**What the task asks**:
The records that follow should be retyped word for word.

**Data records**:

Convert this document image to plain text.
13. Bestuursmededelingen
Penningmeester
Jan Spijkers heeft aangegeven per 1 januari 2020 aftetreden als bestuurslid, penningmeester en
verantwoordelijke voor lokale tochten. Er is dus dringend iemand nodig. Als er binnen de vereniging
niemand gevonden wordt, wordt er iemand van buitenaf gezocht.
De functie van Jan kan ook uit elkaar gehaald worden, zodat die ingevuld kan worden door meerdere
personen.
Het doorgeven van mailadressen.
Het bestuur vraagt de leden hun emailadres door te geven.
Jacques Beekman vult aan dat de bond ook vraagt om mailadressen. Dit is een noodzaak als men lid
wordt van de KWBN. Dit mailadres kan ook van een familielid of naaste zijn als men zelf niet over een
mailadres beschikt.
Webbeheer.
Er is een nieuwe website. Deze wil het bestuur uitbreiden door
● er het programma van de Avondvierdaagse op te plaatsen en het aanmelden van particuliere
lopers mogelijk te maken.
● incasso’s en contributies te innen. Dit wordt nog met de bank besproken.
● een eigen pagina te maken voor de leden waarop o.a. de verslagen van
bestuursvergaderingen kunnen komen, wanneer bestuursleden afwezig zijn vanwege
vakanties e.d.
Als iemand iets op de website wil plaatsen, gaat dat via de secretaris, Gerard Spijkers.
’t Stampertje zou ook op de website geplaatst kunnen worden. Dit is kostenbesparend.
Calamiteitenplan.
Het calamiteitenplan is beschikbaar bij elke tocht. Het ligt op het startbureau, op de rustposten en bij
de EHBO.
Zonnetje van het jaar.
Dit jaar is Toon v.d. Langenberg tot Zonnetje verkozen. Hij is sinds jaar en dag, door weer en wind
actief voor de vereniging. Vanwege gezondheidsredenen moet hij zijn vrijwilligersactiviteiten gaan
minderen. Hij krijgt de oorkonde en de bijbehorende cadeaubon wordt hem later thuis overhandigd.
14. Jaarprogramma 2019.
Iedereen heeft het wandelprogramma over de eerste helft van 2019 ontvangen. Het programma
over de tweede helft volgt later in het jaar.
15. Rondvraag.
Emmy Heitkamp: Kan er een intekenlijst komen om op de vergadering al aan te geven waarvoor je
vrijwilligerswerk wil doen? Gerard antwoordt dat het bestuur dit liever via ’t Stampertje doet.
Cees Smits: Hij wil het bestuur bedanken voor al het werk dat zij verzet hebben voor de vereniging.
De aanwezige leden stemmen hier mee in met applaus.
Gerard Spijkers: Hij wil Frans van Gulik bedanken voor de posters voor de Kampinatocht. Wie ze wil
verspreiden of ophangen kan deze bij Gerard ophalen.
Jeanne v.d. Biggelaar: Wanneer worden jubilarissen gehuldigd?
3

**Written solution**:
Convert this document image to plain text.
13. Bestuursmededelingen
Penningmeester
Jan Spijkers heeft aangegeven per 1 januari 2020 aftetreden als bestuurslid, penningmeester en
verantwoordelijke voor lokale tochten. Er is dus dringend iemand nodig. Als er binnen de vereniging
niemand gevonden wordt, wordt er iemand van buitenaf gezocht.
De functie van Jan kan ook uit elkaar gehaald worden, zodat die ingevuld kan worden door meerdere
personen.
Het doorgeven van mailadressen.
Het bestuur vraagt de leden hun emailadres door te geven.
Jacques Beekman vult aan dat de bond ook vraagt om mailadressen. Dit is een noodzaak als men lid
wordt van de KWBN. Dit mailadres kan ook van een familielid of naaste zijn als men zelf niet over een
mailadres beschikt.
Webbeheer.
Er is een nieuwe website. Deze wil het bestuur uitbreiden door
● er het programma van de Avondvierdaagse op te plaatsen en het aanmelden van particuliere
lopers mogelijk te maken.
● incasso’s en contributies te innen. Dit wordt nog met de bank besproken.
● een eigen pagina te maken voor de leden waarop o.a. de verslagen van
bestuursvergaderingen kunnen komen, wanneer bestuursleden afwezig zijn vanwege
vakanties e.d.
Als iemand iets op de website wil plaatsen, gaat dat via de secretaris, Gerard Spijkers.
’t Stampertje zou ook op de website geplaatst kunnen worden. Dit is kostenbesparend.
Calamiteitenplan.
Het calamiteitenplan is beschikbaar bij elke tocht. Het ligt op het startbureau, op de rustposten en bij
de EHBO.
Zonnetje van het jaar.
Dit jaar is Toon v.d. Langenberg tot Zonnetje verkozen. Hij is sinds jaar en dag, door weer en wind
actief voor de vereniging. Vanwege gezondheidsredenen moet hij zijn vrijwilligersactiviteiten gaan
minderen. Hij krijgt de oorkonde en de bijbehorende cadeaubon wordt hem later thuis overhandigd.
14. Jaarprogramma 2019.
Iedereen heeft het wandelprogramma over de eerste helft van 2019 ontvangen. Het programma
over de tweede helft volgt later in het jaar.
15. Rondvraag.
Emmy Heitkamp: Kan er een intekenlijst komen om op de vergadering al aan te geven waarvoor je
vrijwilligerswerk wil doen? Gerard antwoordt dat het bestuur dit liever via ’t Stampertje doet.
Cees Smits: Hij wil het bestuur bedanken voor al het werk dat zij verzet hebben voor de vereniging.
De aanwezige leden stemmen hier mee in met applaus.
Gerard Spijkers: Hij wil Frans van Gulik bedanken voor de posters voor de Kampinatocht. Wie ze wil
verspreiden of ophangen kan deze bij Gerard ophalen.
Jeanne v.d. Biggelaar: Wanneer worden jubilarissen gehuldigd?
3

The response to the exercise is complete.